Request:
Tally the lines in the records underneath that contain the string "name", and state the figure by itself.
-- Begin --
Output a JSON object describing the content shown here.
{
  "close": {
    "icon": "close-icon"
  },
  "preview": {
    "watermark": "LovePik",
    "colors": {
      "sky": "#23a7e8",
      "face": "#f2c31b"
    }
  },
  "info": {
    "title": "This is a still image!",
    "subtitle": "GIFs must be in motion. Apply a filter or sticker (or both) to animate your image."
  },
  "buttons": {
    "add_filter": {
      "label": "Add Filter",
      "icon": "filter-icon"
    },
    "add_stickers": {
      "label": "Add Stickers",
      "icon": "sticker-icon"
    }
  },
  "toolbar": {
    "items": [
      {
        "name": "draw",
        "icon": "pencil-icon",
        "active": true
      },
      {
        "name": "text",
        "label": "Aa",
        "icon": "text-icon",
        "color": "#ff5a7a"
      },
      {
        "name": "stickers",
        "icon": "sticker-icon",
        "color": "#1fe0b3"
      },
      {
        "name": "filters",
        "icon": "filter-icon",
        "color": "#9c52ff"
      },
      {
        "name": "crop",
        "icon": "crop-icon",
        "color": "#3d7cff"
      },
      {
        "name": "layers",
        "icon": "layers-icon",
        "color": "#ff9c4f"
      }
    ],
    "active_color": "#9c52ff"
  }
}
-- End --
Written reply:
6